> TASK STATEMENT: Filter the entries below, keeping every line that has the word "wine".

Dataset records
====
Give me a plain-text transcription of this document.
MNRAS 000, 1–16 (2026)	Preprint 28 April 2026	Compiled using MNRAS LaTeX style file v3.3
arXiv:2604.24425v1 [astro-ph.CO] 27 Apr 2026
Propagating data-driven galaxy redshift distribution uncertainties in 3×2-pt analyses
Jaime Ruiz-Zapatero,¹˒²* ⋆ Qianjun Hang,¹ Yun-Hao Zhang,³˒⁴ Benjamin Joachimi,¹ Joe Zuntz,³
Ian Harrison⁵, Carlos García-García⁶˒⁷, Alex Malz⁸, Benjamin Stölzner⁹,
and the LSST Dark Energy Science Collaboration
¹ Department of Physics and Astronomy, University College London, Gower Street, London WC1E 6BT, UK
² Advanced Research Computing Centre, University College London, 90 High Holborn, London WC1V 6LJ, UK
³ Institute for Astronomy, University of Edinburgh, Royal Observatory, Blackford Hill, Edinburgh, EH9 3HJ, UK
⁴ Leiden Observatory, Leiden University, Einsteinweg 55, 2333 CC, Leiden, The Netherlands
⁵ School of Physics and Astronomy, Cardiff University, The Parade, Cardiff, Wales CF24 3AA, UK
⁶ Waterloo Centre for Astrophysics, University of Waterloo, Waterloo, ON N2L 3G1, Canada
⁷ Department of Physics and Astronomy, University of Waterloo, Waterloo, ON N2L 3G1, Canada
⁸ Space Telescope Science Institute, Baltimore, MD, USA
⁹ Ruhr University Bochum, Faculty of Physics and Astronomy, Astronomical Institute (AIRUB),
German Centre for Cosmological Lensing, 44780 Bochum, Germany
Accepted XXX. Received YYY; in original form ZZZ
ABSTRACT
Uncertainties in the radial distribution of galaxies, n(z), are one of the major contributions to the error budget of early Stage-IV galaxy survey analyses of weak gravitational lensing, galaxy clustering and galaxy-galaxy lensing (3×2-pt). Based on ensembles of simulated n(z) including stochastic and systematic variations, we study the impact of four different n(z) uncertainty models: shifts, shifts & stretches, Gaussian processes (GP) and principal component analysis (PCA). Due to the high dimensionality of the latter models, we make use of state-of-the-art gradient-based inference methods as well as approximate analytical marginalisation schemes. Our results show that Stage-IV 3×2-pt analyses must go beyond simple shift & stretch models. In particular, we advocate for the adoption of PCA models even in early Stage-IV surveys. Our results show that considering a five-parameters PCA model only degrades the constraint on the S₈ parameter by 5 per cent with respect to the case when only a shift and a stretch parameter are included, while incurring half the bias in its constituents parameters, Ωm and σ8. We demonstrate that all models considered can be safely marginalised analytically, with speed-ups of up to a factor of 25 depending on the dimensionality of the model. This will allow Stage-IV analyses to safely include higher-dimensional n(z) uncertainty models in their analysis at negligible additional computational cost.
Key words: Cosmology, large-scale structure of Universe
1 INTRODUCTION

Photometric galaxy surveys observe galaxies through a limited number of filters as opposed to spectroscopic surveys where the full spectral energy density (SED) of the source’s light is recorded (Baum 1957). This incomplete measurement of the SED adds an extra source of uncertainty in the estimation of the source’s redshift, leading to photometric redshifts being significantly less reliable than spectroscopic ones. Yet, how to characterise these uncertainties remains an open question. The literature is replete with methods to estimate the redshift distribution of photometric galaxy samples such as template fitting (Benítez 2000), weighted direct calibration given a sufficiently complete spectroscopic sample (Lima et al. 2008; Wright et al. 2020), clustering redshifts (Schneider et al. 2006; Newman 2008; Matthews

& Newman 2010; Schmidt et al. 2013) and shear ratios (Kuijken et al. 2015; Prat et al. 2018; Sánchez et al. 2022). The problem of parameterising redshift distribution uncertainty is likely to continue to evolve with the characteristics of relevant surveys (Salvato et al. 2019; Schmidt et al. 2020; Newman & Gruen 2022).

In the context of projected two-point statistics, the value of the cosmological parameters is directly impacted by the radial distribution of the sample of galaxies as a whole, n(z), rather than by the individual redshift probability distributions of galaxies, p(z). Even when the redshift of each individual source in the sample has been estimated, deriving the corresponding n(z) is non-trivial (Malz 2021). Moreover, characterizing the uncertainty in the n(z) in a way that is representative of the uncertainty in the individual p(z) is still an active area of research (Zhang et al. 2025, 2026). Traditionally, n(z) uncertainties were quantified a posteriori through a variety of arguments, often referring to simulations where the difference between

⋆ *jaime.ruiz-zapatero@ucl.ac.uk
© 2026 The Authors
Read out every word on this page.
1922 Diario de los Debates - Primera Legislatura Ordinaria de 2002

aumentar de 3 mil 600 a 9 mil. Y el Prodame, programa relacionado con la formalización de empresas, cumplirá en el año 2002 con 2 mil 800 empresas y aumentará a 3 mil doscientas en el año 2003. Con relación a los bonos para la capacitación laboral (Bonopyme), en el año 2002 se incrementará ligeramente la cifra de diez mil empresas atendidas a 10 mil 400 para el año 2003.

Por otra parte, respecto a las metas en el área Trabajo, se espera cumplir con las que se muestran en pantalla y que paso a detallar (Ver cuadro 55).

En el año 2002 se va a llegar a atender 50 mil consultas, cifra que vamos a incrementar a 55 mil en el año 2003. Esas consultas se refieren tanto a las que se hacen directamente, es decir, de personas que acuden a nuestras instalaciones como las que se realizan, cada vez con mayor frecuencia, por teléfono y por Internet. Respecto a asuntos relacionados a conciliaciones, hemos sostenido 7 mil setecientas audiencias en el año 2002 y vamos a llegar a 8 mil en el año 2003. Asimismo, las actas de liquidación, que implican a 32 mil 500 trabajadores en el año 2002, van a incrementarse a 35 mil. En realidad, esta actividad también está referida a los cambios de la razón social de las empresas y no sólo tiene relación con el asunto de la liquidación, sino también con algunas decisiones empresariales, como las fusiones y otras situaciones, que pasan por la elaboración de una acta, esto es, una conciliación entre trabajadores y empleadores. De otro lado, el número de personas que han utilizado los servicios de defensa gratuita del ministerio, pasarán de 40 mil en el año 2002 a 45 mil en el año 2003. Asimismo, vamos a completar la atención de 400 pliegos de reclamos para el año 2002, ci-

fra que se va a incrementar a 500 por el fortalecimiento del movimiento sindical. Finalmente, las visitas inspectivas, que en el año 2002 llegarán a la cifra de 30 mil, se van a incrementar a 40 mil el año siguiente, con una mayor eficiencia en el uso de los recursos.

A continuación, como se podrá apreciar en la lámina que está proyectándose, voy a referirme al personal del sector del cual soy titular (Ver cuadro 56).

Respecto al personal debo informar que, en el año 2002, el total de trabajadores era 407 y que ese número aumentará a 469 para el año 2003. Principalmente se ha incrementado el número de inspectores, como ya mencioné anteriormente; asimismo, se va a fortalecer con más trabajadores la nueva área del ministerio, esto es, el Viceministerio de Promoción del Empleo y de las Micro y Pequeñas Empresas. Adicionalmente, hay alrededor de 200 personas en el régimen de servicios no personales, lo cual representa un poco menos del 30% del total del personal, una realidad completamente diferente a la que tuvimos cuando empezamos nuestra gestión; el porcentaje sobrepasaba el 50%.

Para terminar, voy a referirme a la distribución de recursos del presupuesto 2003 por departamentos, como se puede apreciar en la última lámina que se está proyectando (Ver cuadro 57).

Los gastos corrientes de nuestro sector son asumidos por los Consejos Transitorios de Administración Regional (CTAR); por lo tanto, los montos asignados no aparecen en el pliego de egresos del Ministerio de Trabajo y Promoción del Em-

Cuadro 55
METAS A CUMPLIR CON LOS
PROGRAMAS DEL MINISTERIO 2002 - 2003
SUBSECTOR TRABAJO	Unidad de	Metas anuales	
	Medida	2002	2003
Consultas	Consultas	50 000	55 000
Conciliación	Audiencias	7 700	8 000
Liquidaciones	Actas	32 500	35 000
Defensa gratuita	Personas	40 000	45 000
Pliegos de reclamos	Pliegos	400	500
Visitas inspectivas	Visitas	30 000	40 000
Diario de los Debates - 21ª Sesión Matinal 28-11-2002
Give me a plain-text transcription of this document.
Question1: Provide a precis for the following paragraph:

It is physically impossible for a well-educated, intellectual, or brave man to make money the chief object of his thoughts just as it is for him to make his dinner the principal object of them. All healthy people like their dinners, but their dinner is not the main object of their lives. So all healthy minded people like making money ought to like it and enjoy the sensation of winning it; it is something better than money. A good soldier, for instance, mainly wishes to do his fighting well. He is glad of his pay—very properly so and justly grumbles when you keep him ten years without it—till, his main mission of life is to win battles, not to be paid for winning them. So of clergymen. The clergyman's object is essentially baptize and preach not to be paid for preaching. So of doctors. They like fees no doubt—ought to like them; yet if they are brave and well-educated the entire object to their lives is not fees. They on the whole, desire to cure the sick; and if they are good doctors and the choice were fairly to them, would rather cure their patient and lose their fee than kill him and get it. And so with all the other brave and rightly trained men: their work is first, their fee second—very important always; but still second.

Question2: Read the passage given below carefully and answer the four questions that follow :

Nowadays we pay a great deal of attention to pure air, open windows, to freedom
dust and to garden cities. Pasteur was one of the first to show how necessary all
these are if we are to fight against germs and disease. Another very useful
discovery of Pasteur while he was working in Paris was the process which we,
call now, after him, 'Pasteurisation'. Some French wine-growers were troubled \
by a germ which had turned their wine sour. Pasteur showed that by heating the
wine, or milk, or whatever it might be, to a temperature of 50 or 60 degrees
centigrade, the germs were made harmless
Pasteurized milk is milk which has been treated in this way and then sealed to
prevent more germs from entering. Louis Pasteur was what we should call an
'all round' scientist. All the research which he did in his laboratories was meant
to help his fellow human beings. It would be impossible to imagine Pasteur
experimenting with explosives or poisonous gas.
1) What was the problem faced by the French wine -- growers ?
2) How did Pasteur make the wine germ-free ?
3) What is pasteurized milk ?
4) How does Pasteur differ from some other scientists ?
====
> COMPLETED TASK:
call now, after him, 'Pasteurisation'. Some French wine-growers were troubled \
by a germ which had turned their wine sour. Pasteur showed that by heating the
wine, or milk, or whatever it might be, to a temperature of 50 or 60 degrees
1) What was the problem faced by the French wine -- growers ?
2) How did Pasteur make the wine germ-free ?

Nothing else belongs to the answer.